-- BEGIN Recorded information --

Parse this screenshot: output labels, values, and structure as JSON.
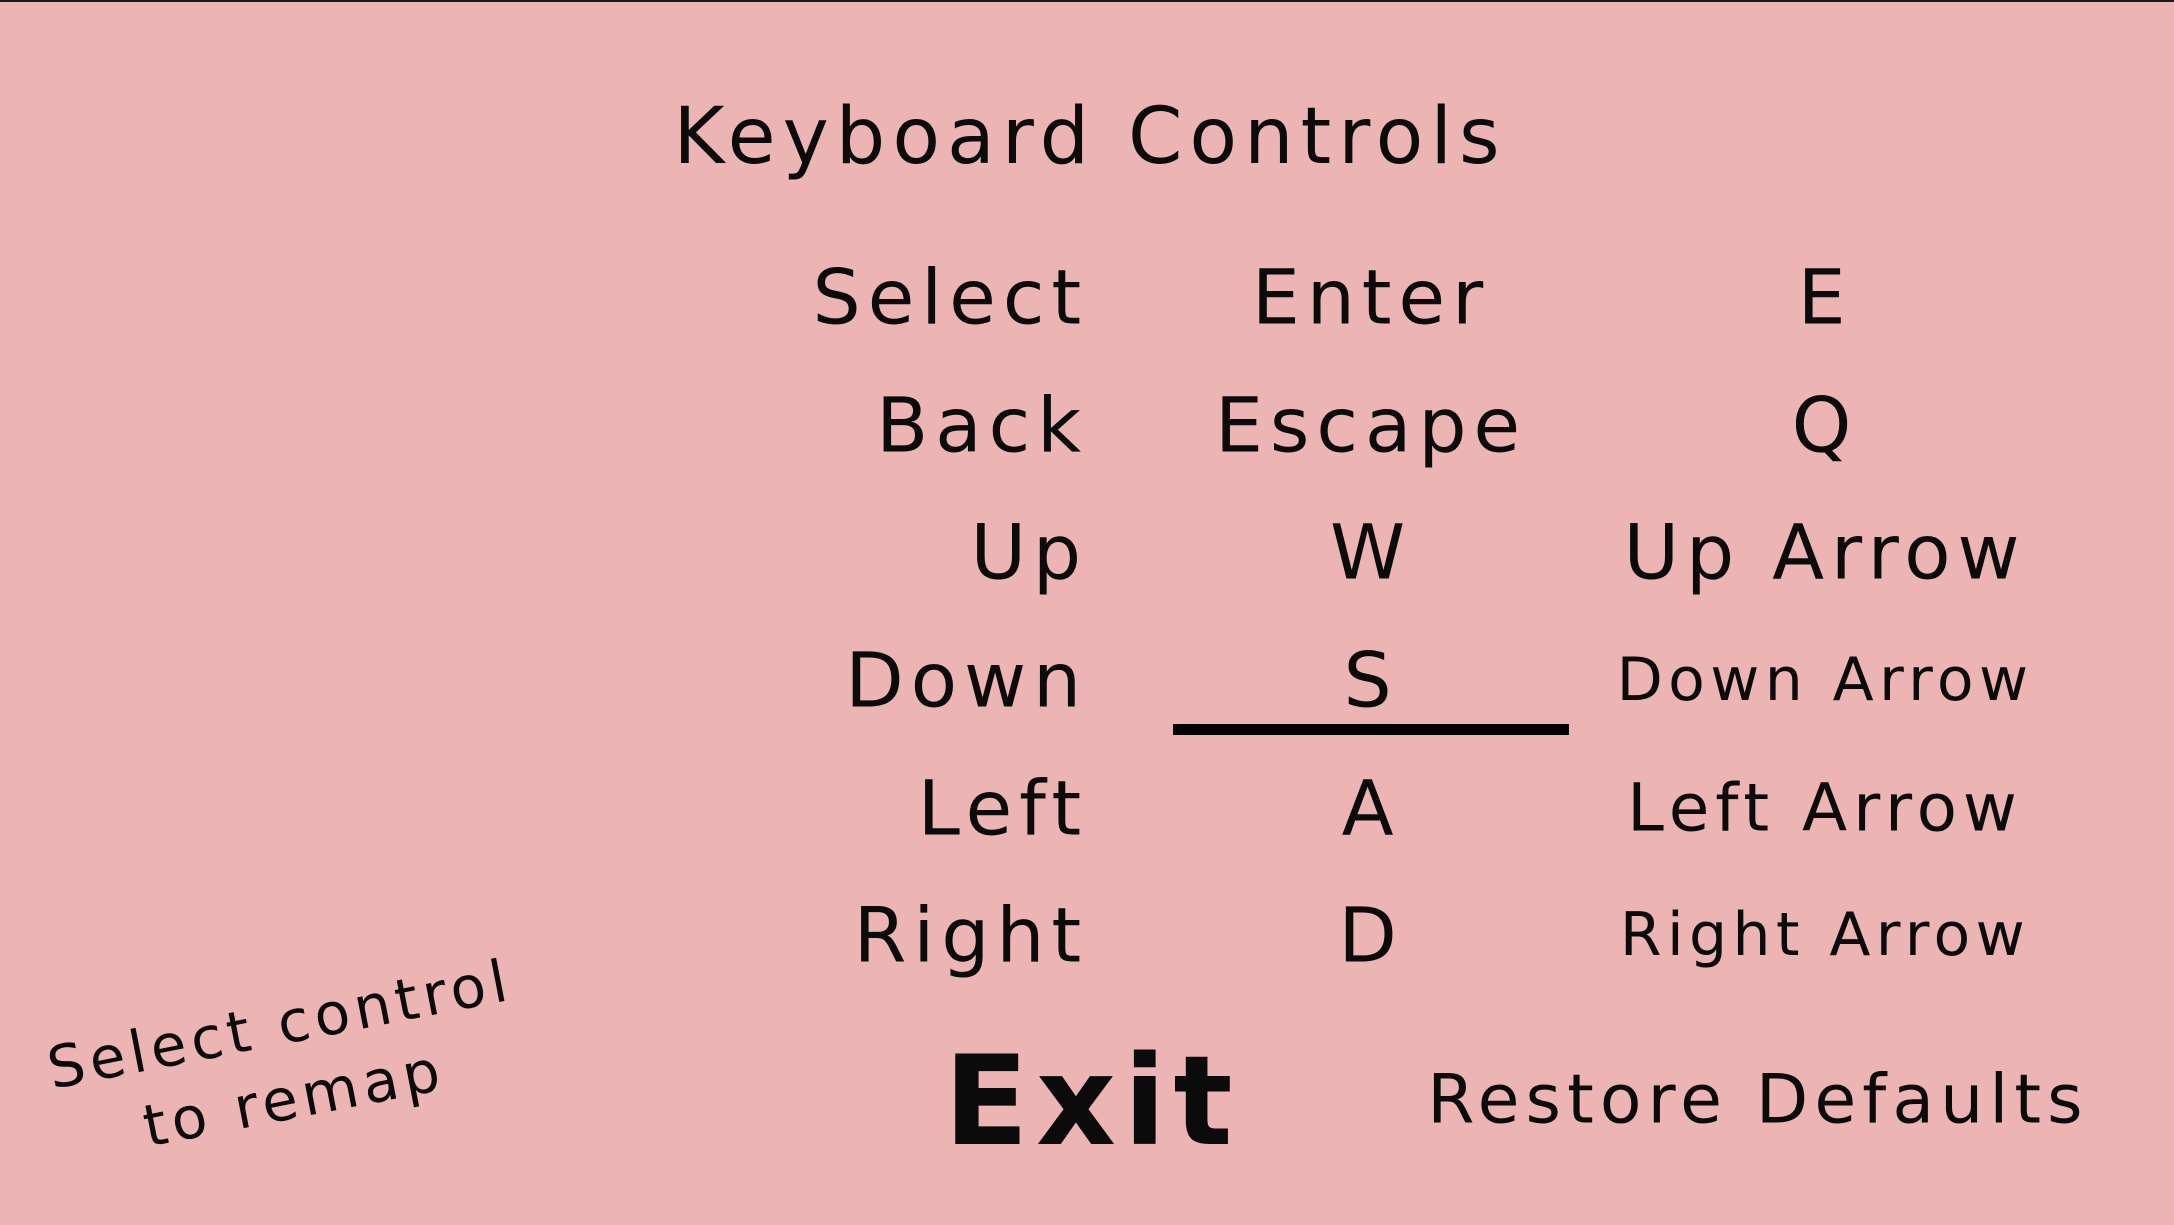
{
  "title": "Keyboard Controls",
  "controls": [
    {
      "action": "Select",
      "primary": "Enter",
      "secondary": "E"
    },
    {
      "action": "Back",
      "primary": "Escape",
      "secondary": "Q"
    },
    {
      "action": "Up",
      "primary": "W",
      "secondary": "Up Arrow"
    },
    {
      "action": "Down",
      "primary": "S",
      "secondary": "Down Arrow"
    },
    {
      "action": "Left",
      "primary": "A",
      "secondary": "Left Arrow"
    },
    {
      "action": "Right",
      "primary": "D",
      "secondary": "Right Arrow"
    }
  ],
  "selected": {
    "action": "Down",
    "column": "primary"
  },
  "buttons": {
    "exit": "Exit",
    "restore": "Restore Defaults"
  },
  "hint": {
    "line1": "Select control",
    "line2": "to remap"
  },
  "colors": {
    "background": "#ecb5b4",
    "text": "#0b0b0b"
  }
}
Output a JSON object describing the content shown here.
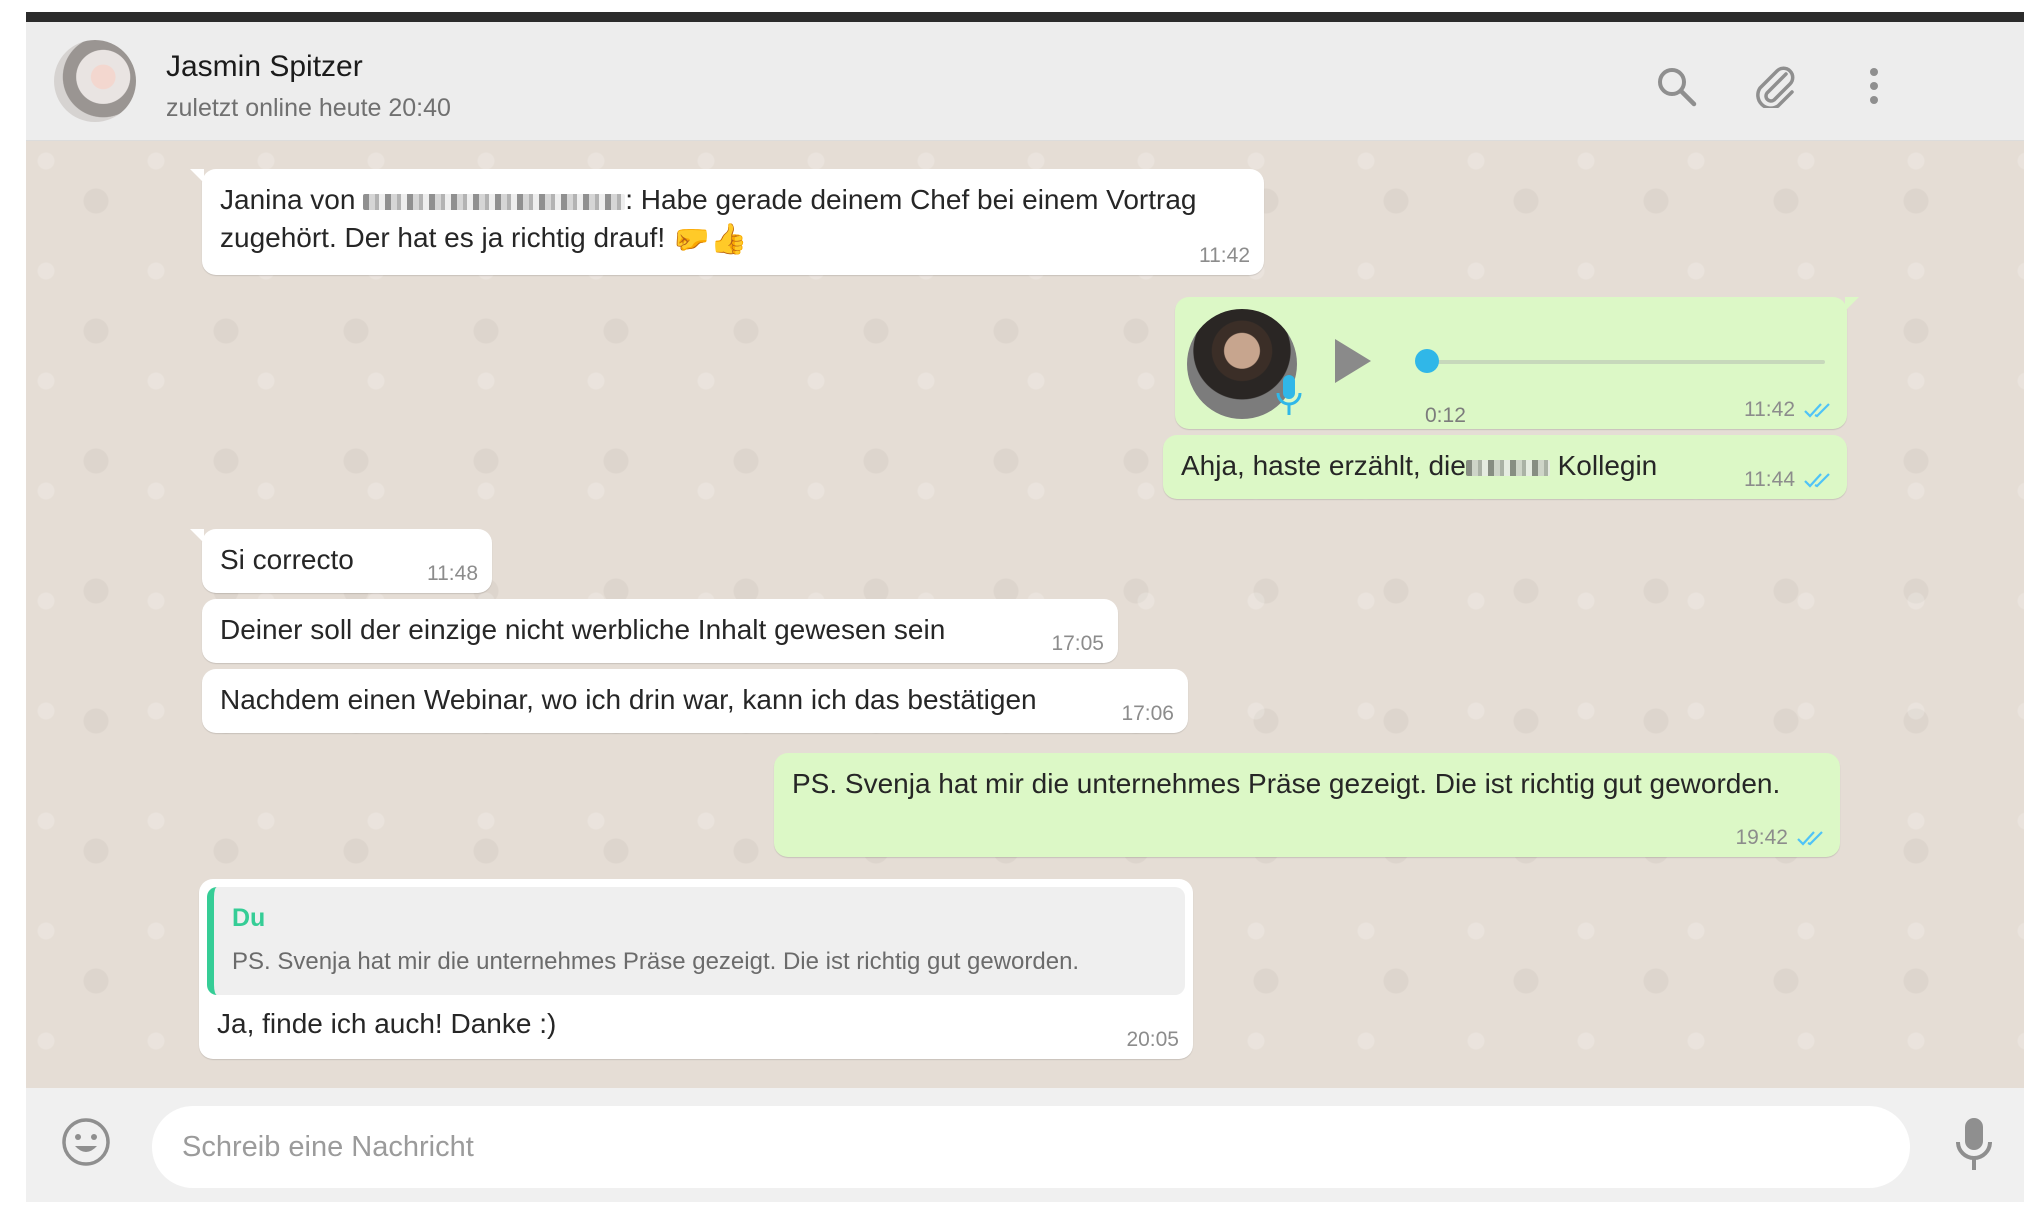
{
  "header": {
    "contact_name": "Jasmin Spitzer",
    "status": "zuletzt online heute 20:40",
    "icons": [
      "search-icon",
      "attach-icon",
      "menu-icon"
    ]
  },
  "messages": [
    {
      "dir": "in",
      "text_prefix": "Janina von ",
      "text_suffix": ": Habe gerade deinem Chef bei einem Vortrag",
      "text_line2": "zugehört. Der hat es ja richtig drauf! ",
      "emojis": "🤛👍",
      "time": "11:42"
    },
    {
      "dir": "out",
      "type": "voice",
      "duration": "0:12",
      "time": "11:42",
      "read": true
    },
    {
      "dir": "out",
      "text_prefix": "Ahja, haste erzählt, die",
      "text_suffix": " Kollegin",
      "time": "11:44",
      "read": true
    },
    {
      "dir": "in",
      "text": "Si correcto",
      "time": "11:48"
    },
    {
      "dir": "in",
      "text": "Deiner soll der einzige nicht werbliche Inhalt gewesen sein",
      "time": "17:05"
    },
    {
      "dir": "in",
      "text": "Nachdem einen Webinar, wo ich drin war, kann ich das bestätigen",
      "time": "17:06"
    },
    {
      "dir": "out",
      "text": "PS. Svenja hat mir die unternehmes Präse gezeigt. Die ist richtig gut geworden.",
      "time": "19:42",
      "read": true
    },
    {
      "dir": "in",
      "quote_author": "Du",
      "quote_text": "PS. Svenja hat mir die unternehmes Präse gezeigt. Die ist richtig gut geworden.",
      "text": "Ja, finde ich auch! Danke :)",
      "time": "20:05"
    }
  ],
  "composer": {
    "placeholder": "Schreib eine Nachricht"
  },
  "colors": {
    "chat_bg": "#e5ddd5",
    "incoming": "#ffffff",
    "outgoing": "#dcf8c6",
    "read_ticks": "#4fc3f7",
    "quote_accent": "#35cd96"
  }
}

-- END Recorded information --

= Directions =
Reproduce all of the material exactly, apart from the pictures.

= Completed exercise =
Parse this screenshot: output labels, values, and structure as JSON.
{
  "title": "Keyboard Controls",
  "controls": [
    {
      "action": "Select",
      "primary": "Enter",
      "secondary": "E"
    },
    {
      "action": "Back",
      "primary": "Escape",
      "secondary": "Q"
    },
    {
      "action": "Up",
      "primary": "W",
      "secondary": "Up Arrow"
    },
    {
      "action": "Down",
      "primary": "S",
      "secondary": "Down Arrow"
    },
    {
      "action": "Left",
      "primary": "A",
      "secondary": "Left Arrow"
    },
    {
      "action": "Right",
      "primary": "D",
      "secondary": "Right Arrow"
    }
  ],
  "selected": {
    "action": "Down",
    "column": "primary"
  },
  "buttons": {
    "exit": "Exit",
    "restore": "Restore Defaults"
  },
  "hint": {
    "line1": "Select control",
    "line2": "to remap"
  },
  "colors": {
    "background": "#ecb5b4",
    "text": "#0b0b0b"
  }
}
Output a JSON object describing the content shown here.
{
  "header": {
    "contact_name": "Jasmin Spitzer",
    "status": "zuletzt online heute 20:40",
    "icons": [
      "search-icon",
      "attach-icon",
      "menu-icon"
    ]
  },
  "messages": [
    {
      "dir": "in",
      "text_prefix": "Janina von ",
      "text_suffix": ": Habe gerade deinem Chef bei einem Vortrag",
      "text_line2": "zugehört. Der hat es ja richtig drauf! ",
      "emojis": "🤛👍",
      "time": "11:42"
    },
    {
      "dir": "out",
      "type": "voice",
      "duration": "0:12",
      "time": "11:42",
      "read": true
    },
    {
      "dir": "out",
      "text_prefix": "Ahja, haste erzählt, die",
      "text_suffix": " Kollegin",
      "time": "11:44",
      "read": true
    },
    {
      "dir": "in",
      "text": "Si correcto",
      "time": "11:48"
    },
    {
      "dir": "in",
      "text": "Deiner soll der einzige nicht werbliche Inhalt gewesen sein",
      "time": "17:05"
    },
    {
      "dir": "in",
      "text": "Nachdem einen Webinar, wo ich drin war, kann ich das bestätigen",
      "time": "17:06"
    },
    {
      "dir": "out",
      "text": "PS. Svenja hat mir die unternehmes Präse gezeigt. Die ist richtig gut geworden.",
      "time": "19:42",
      "read": true
    },
    {
      "dir": "in",
      "quote_author": "Du",
      "quote_text": "PS. Svenja hat mir die unternehmes Präse gezeigt. Die ist richtig gut geworden.",
      "text": "Ja, finde ich auch! Danke :)",
      "time": "20:05"
    }
  ],
  "composer": {
    "placeholder": "Schreib eine Nachricht"
  },
  "colors": {
    "chat_bg": "#e5ddd5",
    "incoming": "#ffffff",
    "outgoing": "#dcf8c6",
    "read_ticks": "#4fc3f7",
    "quote_accent": "#35cd96"
  }
}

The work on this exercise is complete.